### Task:
Transcribe the records that follow. Keep every word exactly, and drop the pictures.

### The data:
################

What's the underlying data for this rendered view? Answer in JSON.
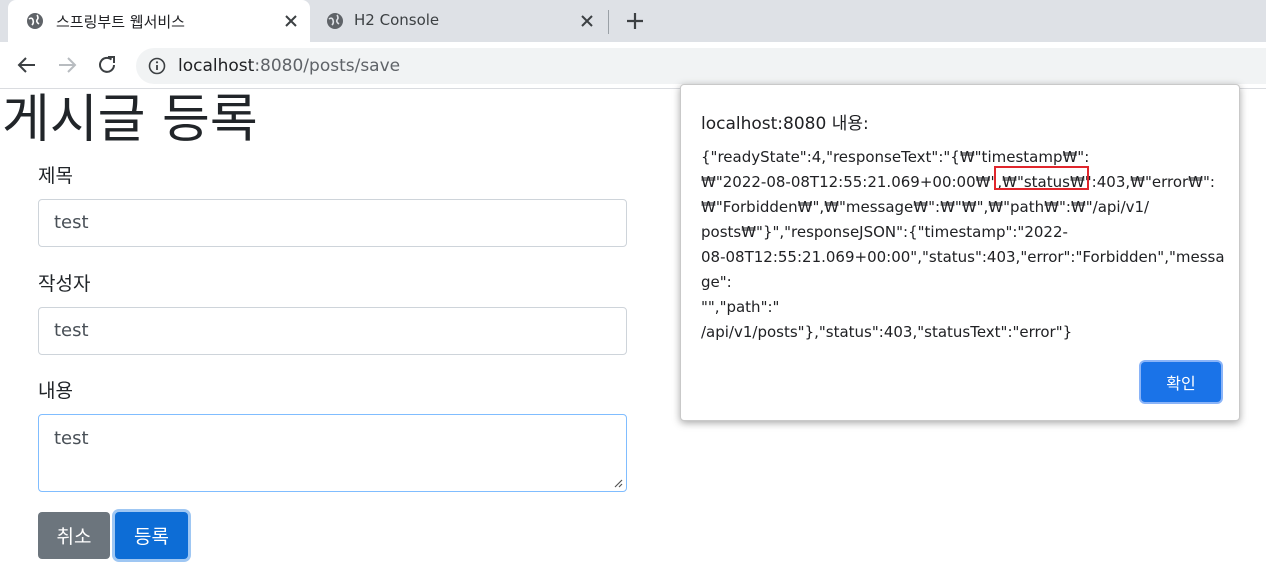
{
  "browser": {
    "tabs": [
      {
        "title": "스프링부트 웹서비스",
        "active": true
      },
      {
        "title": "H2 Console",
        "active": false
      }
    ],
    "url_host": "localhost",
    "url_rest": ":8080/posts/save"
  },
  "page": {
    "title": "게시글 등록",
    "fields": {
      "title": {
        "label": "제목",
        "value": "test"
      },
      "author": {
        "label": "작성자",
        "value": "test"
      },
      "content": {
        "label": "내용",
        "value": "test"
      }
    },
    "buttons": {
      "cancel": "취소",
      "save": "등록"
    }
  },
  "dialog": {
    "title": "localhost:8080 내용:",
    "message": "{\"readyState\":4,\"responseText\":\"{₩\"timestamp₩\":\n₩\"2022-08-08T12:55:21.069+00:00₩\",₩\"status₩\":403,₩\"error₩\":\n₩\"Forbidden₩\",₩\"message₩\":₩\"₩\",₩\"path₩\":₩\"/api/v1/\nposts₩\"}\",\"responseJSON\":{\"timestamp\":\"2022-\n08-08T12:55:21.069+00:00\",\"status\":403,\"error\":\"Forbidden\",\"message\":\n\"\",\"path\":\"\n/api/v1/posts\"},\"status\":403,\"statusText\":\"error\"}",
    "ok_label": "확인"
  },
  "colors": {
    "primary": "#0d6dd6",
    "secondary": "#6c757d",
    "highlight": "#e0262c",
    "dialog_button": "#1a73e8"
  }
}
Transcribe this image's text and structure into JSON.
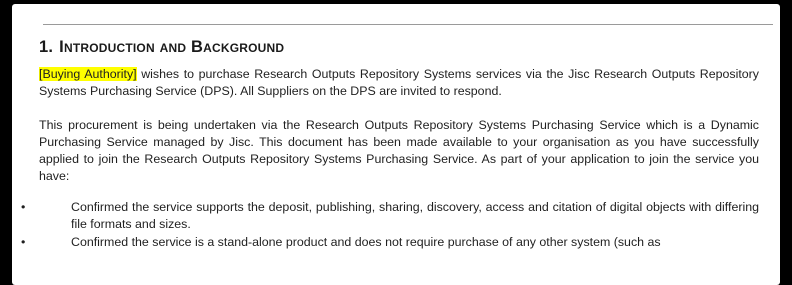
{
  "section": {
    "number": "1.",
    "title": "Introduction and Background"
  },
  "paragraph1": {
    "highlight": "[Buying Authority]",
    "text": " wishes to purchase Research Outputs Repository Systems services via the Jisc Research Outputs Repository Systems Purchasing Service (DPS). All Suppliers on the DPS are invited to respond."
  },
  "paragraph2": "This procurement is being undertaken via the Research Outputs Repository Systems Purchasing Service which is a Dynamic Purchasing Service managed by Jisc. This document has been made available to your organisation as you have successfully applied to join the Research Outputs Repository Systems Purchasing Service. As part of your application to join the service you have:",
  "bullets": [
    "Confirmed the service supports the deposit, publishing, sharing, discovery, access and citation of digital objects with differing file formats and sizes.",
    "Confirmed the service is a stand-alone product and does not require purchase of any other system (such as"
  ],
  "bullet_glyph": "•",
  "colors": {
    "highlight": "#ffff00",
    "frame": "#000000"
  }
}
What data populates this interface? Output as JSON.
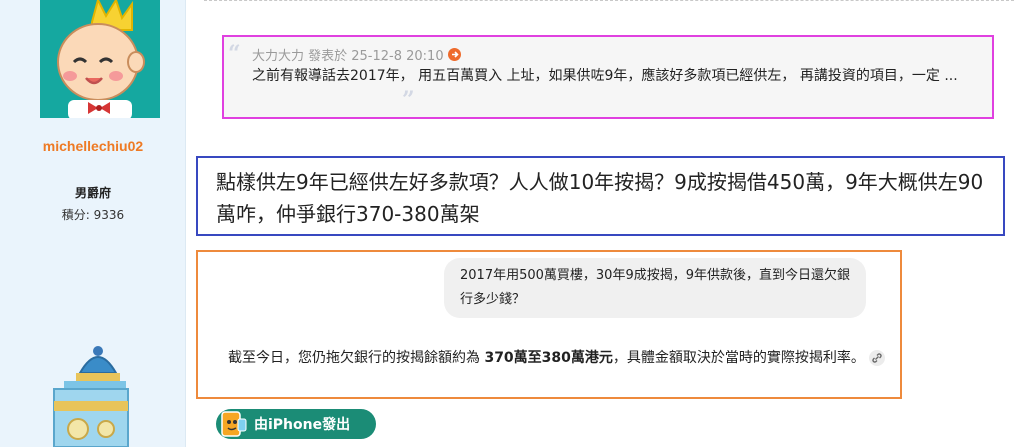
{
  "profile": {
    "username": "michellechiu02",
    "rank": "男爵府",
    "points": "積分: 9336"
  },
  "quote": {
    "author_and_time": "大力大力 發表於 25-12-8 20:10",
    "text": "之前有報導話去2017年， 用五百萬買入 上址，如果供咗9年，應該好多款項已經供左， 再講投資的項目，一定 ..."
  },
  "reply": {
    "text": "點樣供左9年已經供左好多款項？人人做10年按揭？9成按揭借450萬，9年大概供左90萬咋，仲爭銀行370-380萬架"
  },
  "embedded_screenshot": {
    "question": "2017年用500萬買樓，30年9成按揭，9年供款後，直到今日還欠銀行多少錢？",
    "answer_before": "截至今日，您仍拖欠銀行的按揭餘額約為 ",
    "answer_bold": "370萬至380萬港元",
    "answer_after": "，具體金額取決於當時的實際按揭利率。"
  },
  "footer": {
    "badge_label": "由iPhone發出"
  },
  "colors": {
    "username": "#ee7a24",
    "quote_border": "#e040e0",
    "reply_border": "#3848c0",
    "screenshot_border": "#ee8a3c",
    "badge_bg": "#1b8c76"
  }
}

################

### Task response:
What's the underlying data for this rendered view? Answer in JSON.
{
  "browser": {
    "tabs": [
      {
        "title": "스프링부트 웹서비스",
        "active": true
      },
      {
        "title": "H2 Console",
        "active": false
      }
    ],
    "url_host": "localhost",
    "url_rest": ":8080/posts/save"
  },
  "page": {
    "title": "게시글 등록",
    "fields": {
      "title": {
        "label": "제목",
        "value": "test"
      },
      "author": {
        "label": "작성자",
        "value": "test"
      },
      "content": {
        "label": "내용",
        "value": "test"
      }
    },
    "buttons": {
      "cancel": "취소",
      "save": "등록"
    }
  },
  "dialog": {
    "title": "localhost:8080 내용:",
    "message": "{\"readyState\":4,\"responseText\":\"{₩\"timestamp₩\":\n₩\"2022-08-08T12:55:21.069+00:00₩\",₩\"status₩\":403,₩\"error₩\":\n₩\"Forbidden₩\",₩\"message₩\":₩\"₩\",₩\"path₩\":₩\"/api/v1/\nposts₩\"}\",\"responseJSON\":{\"timestamp\":\"2022-\n08-08T12:55:21.069+00:00\",\"status\":403,\"error\":\"Forbidden\",\"message\":\n\"\",\"path\":\"\n/api/v1/posts\"},\"status\":403,\"statusText\":\"error\"}",
    "ok_label": "확인"
  },
  "colors": {
    "primary": "#0d6dd6",
    "secondary": "#6c757d",
    "highlight": "#e0262c",
    "dialog_button": "#1a73e8"
  }
}
Transcribe this image's text and structure into JSON.
{
  "section": {
    "number": "1.",
    "title": "Introduction and Background"
  },
  "paragraph1": {
    "highlight": "[Buying Authority]",
    "text": " wishes to purchase Research Outputs Repository Systems services via the Jisc Research Outputs Repository Systems Purchasing Service (DPS). All Suppliers on the DPS are invited to respond."
  },
  "paragraph2": "This procurement is being undertaken via the Research Outputs Repository Systems Purchasing Service which is a Dynamic Purchasing Service managed by Jisc. This document has been made available to your organisation as you have successfully applied to join the Research Outputs Repository Systems Purchasing Service. As part of your application to join the service you have:",
  "bullets": [
    "Confirmed the service supports the deposit, publishing, sharing, discovery, access and citation of digital objects with differing file formats and sizes.",
    "Confirmed the service is a stand-alone product and does not require purchase of any other system (such as"
  ],
  "bullet_glyph": "•",
  "colors": {
    "highlight": "#ffff00",
    "frame": "#000000"
  }
}
What data populates this interface? Output as JSON.
{
  "profile": {
    "username": "michellechiu02",
    "rank": "男爵府",
    "points": "積分: 9336"
  },
  "quote": {
    "author_and_time": "大力大力 發表於 25-12-8 20:10",
    "text": "之前有報導話去2017年， 用五百萬買入 上址，如果供咗9年，應該好多款項已經供左， 再講投資的項目，一定 ..."
  },
  "reply": {
    "text": "點樣供左9年已經供左好多款項？人人做10年按揭？9成按揭借450萬，9年大概供左90萬咋，仲爭銀行370-380萬架"
  },
  "embedded_screenshot": {
    "question": "2017年用500萬買樓，30年9成按揭，9年供款後，直到今日還欠銀行多少錢？",
    "answer_before": "截至今日，您仍拖欠銀行的按揭餘額約為 ",
    "answer_bold": "370萬至380萬港元",
    "answer_after": "，具體金額取決於當時的實際按揭利率。"
  },
  "footer": {
    "badge_label": "由iPhone發出"
  },
  "colors": {
    "username": "#ee7a24",
    "quote_border": "#e040e0",
    "reply_border": "#3848c0",
    "screenshot_border": "#ee8a3c",
    "badge_bg": "#1b8c76"
  }
}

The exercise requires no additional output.